Short problem
Write out all the data again, exactly as it stands.

Dataset entries
################

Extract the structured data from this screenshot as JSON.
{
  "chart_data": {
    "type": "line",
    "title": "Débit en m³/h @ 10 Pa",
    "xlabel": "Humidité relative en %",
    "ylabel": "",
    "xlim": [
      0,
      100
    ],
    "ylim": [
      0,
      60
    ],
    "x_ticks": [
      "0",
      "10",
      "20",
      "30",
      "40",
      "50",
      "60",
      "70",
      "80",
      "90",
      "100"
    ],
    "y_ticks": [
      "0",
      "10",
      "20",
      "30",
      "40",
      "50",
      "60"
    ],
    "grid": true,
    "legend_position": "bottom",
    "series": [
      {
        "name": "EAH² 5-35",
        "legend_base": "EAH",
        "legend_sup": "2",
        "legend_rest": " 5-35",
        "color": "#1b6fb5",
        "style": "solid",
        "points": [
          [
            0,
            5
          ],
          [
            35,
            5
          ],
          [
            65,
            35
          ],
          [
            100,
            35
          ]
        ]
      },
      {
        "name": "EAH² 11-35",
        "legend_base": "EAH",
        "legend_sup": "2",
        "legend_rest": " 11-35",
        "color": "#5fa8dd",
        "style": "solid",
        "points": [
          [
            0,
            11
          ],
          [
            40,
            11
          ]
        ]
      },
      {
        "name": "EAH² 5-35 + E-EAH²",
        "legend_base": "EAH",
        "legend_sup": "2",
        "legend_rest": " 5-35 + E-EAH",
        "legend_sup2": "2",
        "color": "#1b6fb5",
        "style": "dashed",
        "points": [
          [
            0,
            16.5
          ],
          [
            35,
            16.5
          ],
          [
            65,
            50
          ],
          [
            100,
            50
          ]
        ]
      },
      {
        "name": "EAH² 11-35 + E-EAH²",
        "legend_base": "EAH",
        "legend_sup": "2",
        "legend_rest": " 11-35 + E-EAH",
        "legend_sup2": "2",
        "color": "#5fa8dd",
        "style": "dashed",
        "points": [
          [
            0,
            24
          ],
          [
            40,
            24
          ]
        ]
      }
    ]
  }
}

################

Worked answer
Extract the structured data from this screenshot as JSON.
{
  "chart_data": {
    "type": "line",
    "title": "Débit en m³/h @ 10 Pa",
    "xlabel": "Humidité relative en %",
    "ylabel": "",
    "xlim": [
      0,
      100
    ],
    "ylim": [
      0,
      60
    ],
    "x_ticks": [
      "0",
      "10",
      "20",
      "30",
      "40",
      "50",
      "60",
      "70",
      "80",
      "90",
      "100"
    ],
    "y_ticks": [
      "0",
      "10",
      "20",
      "30",
      "40",
      "50",
      "60"
    ],
    "grid": true,
    "legend_position": "bottom",
    "series": [
      {
        "name": "EAH² 5-35",
        "legend_base": "EAH",
        "legend_sup": "2",
        "legend_rest": " 5-35",
        "color": "#1b6fb5",
        "style": "solid",
        "points": [
          [
            0,
            5
          ],
          [
            35,
            5
          ],
          [
            65,
            35
          ],
          [
            100,
            35
          ]
        ]
      },
      {
        "name": "EAH² 11-35",
        "legend_base": "EAH",
        "legend_sup": "2",
        "legend_rest": " 11-35",
        "color": "#5fa8dd",
        "style": "solid",
        "points": [
          [
            0,
            11
          ],
          [
            40,
            11
          ]
        ]
      },
      {
        "name": "EAH² 5-35 + E-EAH²",
        "legend_base": "EAH",
        "legend_sup": "2",
        "legend_rest": " 5-35 + E-EAH",
        "legend_sup2": "2",
        "color": "#1b6fb5",
        "style": "dashed",
        "points": [
          [
            0,
            16.5
          ],
          [
            35,
            16.5
          ],
          [
            65,
            50
          ],
          [
            100,
            50
          ]
        ]
      },
      {
        "name": "EAH² 11-35 + E-EAH²",
        "legend_base": "EAH",
        "legend_sup": "2",
        "legend_rest": " 11-35 + E-EAH",
        "legend_sup2": "2",
        "color": "#5fa8dd",
        "style": "dashed",
        "points": [
          [
            0,
            24
          ],
          [
            40,
            24
          ]
        ]
      }
    ]
  }
}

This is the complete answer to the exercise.